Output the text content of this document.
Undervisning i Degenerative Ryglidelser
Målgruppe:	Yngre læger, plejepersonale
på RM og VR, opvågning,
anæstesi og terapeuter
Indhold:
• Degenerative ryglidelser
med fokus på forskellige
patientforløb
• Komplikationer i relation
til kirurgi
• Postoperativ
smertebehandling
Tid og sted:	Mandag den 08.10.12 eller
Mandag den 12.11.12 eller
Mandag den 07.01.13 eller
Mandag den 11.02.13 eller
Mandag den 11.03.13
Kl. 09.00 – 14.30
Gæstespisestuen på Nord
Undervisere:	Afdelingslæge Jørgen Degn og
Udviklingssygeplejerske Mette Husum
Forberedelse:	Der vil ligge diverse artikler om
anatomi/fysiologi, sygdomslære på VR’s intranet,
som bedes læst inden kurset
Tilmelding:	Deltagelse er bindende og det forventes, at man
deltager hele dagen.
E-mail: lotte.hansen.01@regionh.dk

--*--

PROBLEM DESCRIPTION: In the listing above, how many lines hold the word "eller"? Give the number and nothing more.

WRITTEN RESPONSE: 4